> Texte du document:

▬▬▬▬▬▬▬▬▬▬

Au tribunal correctionnel de Mamoudzou, la scène est peu banale ce vendredi après-midi. A l’ouverture de l’audience de comparution immédiate, les gendarmes enlèvent les menottes à un policier qui s’apprête à comparaître.
L’homme, vêtu d’un tee-shirt jaune, a été interpellé mercredi sur la route, à Mtsangamouji, et placé depuis en garde-à-vue. Et s’il travaille en tant que fonctionnaire de police au commissariat de Mamoudzou, il est aussi bien connu des gendarmes et de la justice.
Mercredi, il n’est pas arrêté pas hasard au volant de sa vieille Renault Clio. Deux semaines auparavant, le 28 juin, il a déjà été contrôlé alors qu’il gène la circulation. Il est garé n’importe comment sur le bord de la chaussée. Entendu par les gendarmes, il doit alors justifier une longue liste de manquements, en particulier au code de la route.
Sans permis
Il roule sans assurance, le contrôle technique n’est plus valable depuis 2010, les plaques ne correspondent pas à l’immatriculation du véhicule depuis 2013… Et il n’a plus de permis de conduire!
«Mon permis m’a été retiré suite à un accident», précise-t-il, un accident lors duquel il a été contrôlé positif à l’alcool.
«De part vos fonctions, vous êtes le premier à être intéressé à ce que les gens respectent la loi et vous ne le faites pas», s’indigne le juge Zahi. «C’est vous qui contrôlez les citoyens dans la rue!», rappelle la magistrate. «Je suis dans les bureaux», rectifie le policier… En effet, il ne peut plus effectuer de mission sur le terrain depuis qu’une première décision de justice lui interdit le port d’arme.

▬▬▬▬▬▬▬▬▬▬

> Données fournies:

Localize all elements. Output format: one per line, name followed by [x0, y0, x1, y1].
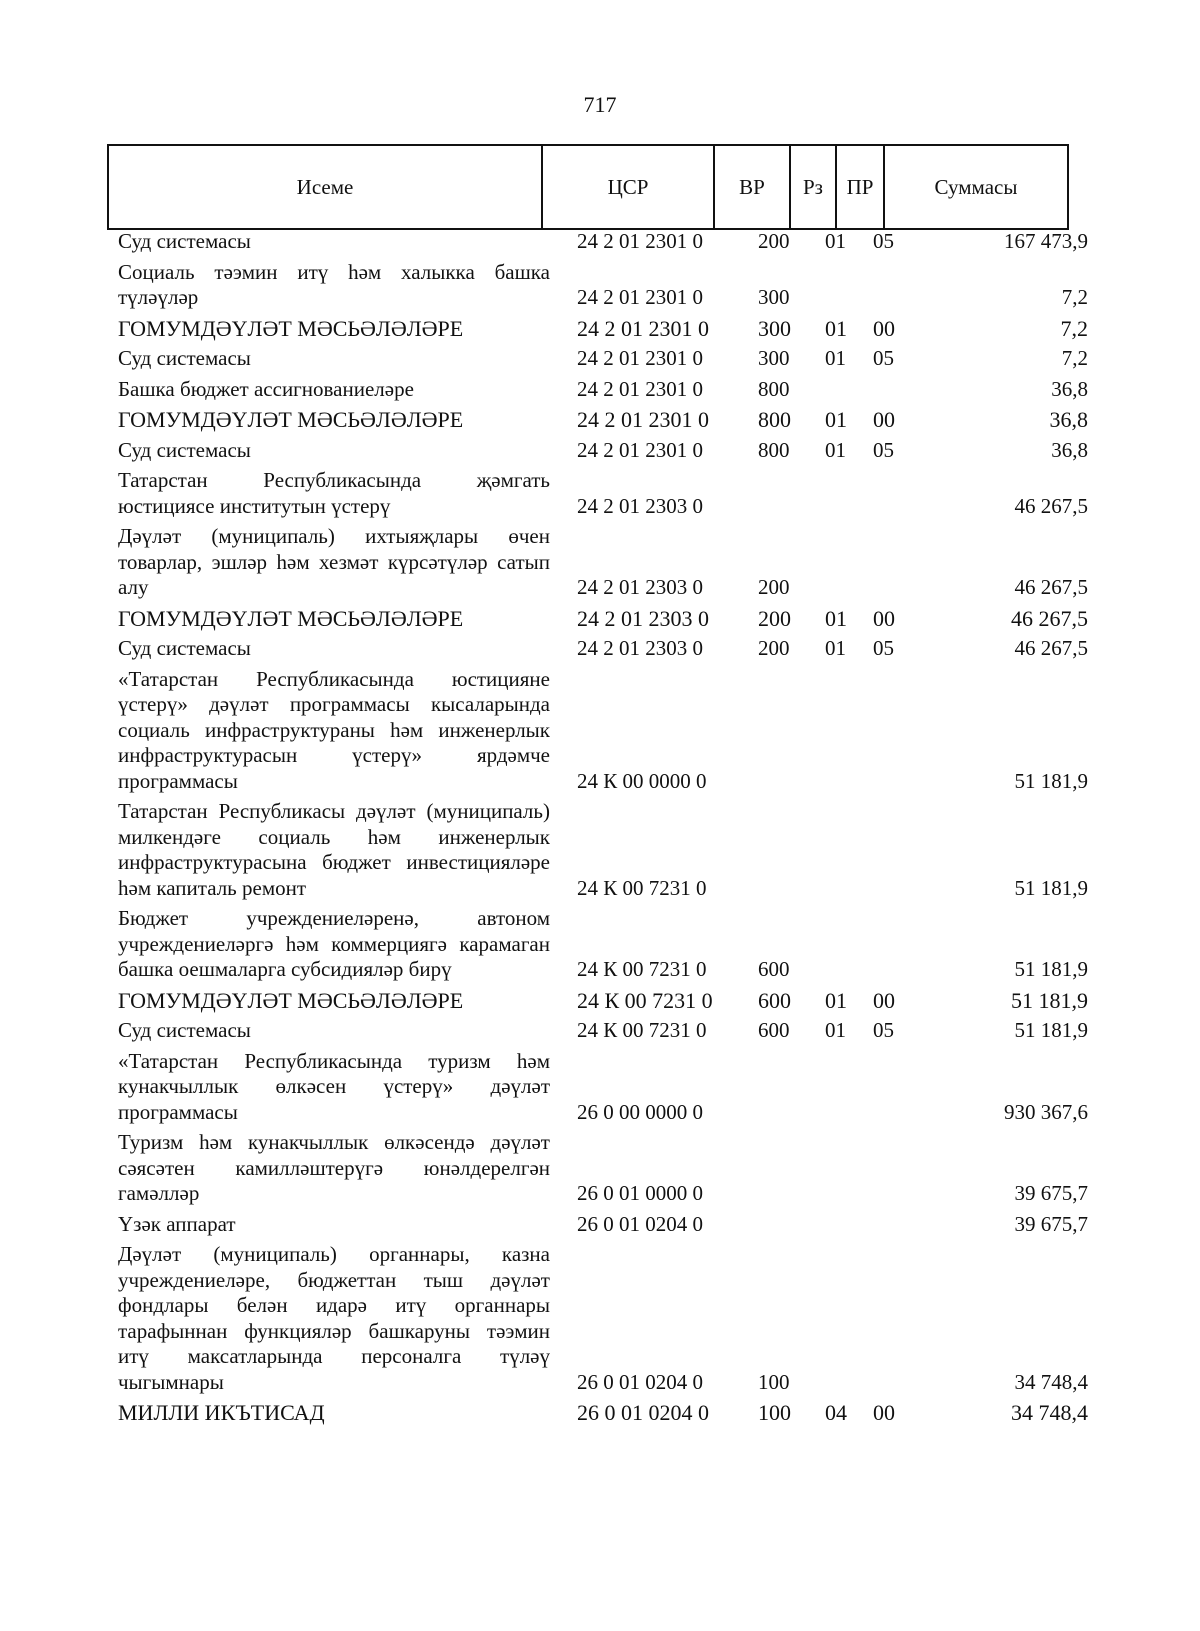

▬▬▬▬▬▬▬▬▬▬

> Objectif de l'exercice: Reprenez l'article sur le policier jugé en comparution immédiate à Mamoudzou, en enchaînant sur sa dernière phrase.

> Réponse:
Un «danger sur la route»
Car le 17 mars 2015, il a déjà été condamné. Il a écopé de 6 mois de prison avec sursis avec mise à l’épreuve pour… conduite en état d’ivresse. Le tribunal lui avait également infligé 2.000 euros d’amende, une obligation de soigner son addiction à l’alcool, l’interdiction de fréquenter les débits de boisson et donc, de porter une arme. La justice avait également annulé son permis de conduire.
«Dans ces conditions, quand les gendarmes vous contrôlent, pourquoi vous montrer une copie couleur de votre permis? Vous les prenez pour des idiots?» demande la procureur Prampart.
«Pourquoi on vous a retiré le permis?» poursuit la juge. «Suite à un accident…» concède le prévenu. «Oui, parce que vous présentez un danger sur la route!»
Logiquement, le 28 juin dernier, les gendarmes immobilisent le véhicule. Le policier n’a plus le droit de l’utiliser.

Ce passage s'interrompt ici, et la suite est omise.